Your instructions:
All entries must be extracted exactly, with nothing added or dropped.

Extracted information:
--- Start ---

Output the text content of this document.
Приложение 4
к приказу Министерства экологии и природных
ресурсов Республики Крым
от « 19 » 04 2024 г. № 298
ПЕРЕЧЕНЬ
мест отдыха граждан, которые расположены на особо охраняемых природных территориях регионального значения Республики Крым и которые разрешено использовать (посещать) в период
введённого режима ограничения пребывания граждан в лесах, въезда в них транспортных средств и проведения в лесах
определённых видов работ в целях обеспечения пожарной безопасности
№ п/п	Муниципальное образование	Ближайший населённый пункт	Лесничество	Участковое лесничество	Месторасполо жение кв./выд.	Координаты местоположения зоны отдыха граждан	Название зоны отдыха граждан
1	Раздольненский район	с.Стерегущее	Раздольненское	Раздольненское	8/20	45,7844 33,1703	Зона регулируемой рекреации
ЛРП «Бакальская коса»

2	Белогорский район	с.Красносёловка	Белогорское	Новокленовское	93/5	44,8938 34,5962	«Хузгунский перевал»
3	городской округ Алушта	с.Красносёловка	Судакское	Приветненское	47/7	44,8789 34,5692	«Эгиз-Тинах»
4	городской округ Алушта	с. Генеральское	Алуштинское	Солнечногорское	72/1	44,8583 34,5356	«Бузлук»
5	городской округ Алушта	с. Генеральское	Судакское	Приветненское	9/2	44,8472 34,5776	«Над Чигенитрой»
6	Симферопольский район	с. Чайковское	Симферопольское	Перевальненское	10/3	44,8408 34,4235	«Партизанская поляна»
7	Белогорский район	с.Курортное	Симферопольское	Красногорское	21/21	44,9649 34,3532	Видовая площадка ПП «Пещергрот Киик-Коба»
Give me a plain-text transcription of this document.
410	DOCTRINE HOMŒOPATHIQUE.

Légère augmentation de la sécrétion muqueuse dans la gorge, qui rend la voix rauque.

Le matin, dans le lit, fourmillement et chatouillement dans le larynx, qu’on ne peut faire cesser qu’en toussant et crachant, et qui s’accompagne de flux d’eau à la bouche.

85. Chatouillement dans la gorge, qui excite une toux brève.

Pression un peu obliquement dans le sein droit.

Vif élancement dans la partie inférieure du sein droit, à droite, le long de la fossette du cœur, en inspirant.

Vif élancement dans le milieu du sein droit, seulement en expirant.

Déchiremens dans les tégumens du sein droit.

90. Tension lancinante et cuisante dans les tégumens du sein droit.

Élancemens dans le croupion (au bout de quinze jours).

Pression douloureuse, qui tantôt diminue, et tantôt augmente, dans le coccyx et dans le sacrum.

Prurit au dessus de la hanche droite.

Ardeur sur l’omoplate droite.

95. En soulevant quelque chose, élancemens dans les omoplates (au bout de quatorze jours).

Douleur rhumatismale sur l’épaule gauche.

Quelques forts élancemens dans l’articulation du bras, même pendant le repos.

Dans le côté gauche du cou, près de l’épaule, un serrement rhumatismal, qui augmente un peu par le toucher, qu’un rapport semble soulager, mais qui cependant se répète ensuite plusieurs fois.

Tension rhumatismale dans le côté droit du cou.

--- End ---

Reply to the exercise:
Output the text content of this document.
Приложение 4
к приказу Министерства экологии и природных
ресурсов Республики Крым
от « 19 » 04 2024 г. № 298
ПЕРЕЧЕНЬ
мест отдыха граждан, которые расположены на особо охраняемых природных территориях регионального значения Республики Крым и которые разрешено использовать (посещать) в период
введённого режима ограничения пребывания граждан в лесах, въезда в них транспортных средств и проведения в лесах
определённых видов работ в целях обеспечения пожарной безопасности
№ п/п	Муниципальное образование	Ближайший населённый пункт	Лесничество	Участковое лесничество	Месторасполо жение кв./выд.	Координаты местоположения зоны отдыха граждан	Название зоны отдыха граждан
1	Раздольненский район	с.Стерегущее	Раздольненское	Раздольненское	8/20	45,7844 33,1703	Зона регулируемой рекреации
ЛРП «Бакальская коса»

2	Белогорский район	с.Красносёловка	Белогорское	Новокленовское	93/5	44,8938 34,5962	«Хузгунский перевал»
3	городской округ Алушта	с.Красносёловка	Судакское	Приветненское	47/7	44,8789 34,5692	«Эгиз-Тинах»
4	городской округ Алушта	с. Генеральское	Алуштинское	Солнечногорское	72/1	44,8583 34,5356	«Бузлук»
5	городской округ Алушта	с. Генеральское	Судакское	Приветненское	9/2	44,8472 34,5776	«Над Чигенитрой»
6	Симферопольский район	с. Чайковское	Симферопольское	Перевальненское	10/3	44,8408 34,4235	«Партизанская поляна»
7	Белогорский район	с.Курортное	Симферопольское	Красногорское	21/21	44,9649 34,3532	Видовая площадка ПП «Пещергрот Киик-Коба»
Give me a plain-text transcription of this document.
410	DOCTRINE HOMŒOPATHIQUE.

Légère augmentation de la sécrétion muqueuse dans la gorge, qui rend la voix rauque.

Le matin, dans le lit, fourmillement et chatouillement dans le larynx, qu’on ne peut faire cesser qu’en toussant et crachant, et qui s’accompagne de flux d’eau à la bouche.

85. Chatouillement dans la gorge, qui excite une toux brève.

Pression un peu obliquement dans le sein droit.

Vif élancement dans la partie inférieure du sein droit, à droite, le long de la fossette du cœur, en inspirant.

Vif élancement dans le milieu du sein droit, seulement en expirant.

Déchiremens dans les tégumens du sein droit.

90. Tension lancinante et cuisante dans les tégumens du sein droit.

Élancemens dans le croupion (au bout de quinze jours).

Pression douloureuse, qui tantôt diminue, et tantôt augmente, dans le coccyx et dans le sacrum.

Prurit au dessus de la hanche droite.

Ardeur sur l’omoplate droite.

95. En soulevant quelque chose, élancemens dans les omoplates (au bout de quatorze jours).

Douleur rhumatismale sur l’épaule gauche.

Quelques forts élancemens dans l’articulation du bras, même pendant le repos.

Dans le côté gauche du cou, près de l’épaule, un serrement rhumatismal, qui augmente un peu par le toucher, qu’un rapport semble soulager, mais qui cependant se répète ensuite plusieurs fois.

Tension rhumatismale dans le côté droit du cou.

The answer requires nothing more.